Show every line that has the string "nCard" in it.

[Dataset items]
- - -
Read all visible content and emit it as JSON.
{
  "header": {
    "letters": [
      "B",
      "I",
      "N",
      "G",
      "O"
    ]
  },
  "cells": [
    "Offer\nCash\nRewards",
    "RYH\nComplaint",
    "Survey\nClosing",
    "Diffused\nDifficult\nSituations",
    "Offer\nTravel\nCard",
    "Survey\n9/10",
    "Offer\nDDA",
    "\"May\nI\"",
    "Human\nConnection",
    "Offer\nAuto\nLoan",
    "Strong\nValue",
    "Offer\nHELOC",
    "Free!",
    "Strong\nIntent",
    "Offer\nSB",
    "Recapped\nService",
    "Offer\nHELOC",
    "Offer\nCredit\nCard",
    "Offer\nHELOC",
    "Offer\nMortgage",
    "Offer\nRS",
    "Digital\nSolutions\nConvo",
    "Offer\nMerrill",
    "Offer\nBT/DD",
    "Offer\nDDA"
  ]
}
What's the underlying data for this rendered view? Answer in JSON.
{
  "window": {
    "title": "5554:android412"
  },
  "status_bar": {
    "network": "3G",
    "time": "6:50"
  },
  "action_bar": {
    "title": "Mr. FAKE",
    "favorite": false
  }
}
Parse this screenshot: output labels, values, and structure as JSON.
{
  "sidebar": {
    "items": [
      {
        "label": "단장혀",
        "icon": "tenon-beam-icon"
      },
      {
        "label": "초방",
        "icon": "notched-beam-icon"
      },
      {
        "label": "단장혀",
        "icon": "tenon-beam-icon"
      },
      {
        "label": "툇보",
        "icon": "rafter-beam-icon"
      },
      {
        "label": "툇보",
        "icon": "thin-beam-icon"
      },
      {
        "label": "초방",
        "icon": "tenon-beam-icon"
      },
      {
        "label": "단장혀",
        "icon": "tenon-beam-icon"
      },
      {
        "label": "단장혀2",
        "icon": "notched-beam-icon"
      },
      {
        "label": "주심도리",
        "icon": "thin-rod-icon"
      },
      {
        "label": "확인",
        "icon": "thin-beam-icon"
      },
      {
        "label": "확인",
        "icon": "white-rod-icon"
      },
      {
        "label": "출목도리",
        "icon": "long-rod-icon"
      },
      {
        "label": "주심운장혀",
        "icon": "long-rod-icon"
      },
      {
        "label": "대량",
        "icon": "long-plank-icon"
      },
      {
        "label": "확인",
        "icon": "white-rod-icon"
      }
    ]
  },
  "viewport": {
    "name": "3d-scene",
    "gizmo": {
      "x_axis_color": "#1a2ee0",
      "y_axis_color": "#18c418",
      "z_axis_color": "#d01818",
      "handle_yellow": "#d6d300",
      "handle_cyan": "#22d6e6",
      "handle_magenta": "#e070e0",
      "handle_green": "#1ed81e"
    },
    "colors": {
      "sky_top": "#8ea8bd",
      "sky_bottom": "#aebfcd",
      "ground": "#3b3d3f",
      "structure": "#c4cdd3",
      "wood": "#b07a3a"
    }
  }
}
- - -
The solution -
    "Offer\nTravel\nCard",
    "Offer\nCredit\nCard",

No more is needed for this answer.